- **Given exercise**
Check every line of the entries for "sédatifs", and copy the lines that hold it.

- **Data rows**
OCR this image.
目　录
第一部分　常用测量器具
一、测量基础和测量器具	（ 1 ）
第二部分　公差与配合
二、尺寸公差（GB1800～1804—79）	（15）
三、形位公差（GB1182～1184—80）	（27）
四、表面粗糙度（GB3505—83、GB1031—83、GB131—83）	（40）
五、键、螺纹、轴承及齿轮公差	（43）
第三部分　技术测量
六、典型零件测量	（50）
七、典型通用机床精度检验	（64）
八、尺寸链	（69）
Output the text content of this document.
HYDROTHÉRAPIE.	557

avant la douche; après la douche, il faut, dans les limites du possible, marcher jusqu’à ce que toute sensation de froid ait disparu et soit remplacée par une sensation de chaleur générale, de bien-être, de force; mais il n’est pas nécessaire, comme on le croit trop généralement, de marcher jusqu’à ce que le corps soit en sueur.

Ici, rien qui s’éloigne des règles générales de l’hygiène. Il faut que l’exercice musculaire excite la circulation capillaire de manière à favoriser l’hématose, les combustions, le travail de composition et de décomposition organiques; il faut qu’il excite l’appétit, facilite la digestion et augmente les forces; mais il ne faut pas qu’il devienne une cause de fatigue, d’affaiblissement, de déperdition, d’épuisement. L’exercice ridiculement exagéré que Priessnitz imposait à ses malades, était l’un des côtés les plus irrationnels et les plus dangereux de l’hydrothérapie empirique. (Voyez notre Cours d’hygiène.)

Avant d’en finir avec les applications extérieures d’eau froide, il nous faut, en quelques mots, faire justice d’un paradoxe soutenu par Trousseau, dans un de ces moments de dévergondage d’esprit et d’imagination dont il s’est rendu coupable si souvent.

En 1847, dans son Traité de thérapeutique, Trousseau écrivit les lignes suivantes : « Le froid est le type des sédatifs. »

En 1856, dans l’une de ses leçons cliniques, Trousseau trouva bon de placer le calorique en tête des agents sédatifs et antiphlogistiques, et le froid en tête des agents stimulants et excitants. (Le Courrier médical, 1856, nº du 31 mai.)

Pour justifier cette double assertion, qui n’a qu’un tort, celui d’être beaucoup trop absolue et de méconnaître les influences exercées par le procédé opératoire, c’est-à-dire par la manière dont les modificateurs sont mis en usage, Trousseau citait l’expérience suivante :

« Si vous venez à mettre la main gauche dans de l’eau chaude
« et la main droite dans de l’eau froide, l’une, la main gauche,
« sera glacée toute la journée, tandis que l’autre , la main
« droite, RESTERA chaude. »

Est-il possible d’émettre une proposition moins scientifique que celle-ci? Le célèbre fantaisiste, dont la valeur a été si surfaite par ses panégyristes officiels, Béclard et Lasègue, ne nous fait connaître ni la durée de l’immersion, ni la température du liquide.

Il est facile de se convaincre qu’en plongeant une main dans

- **Answer for the task**
En 1847, dans son Traité de thérapeutique, Trousseau écrivit les lignes suivantes : « Le froid est le type des sédatifs. »
En 1856, dans l’une de ses leçons cliniques, Trousseau trouva bon de placer le calorique en tête des agents sédatifs et antiphlogistiques, et le froid en tête des agents stimulants et excitants. (Le Courrier médical, 1856, nº du 31 mai.)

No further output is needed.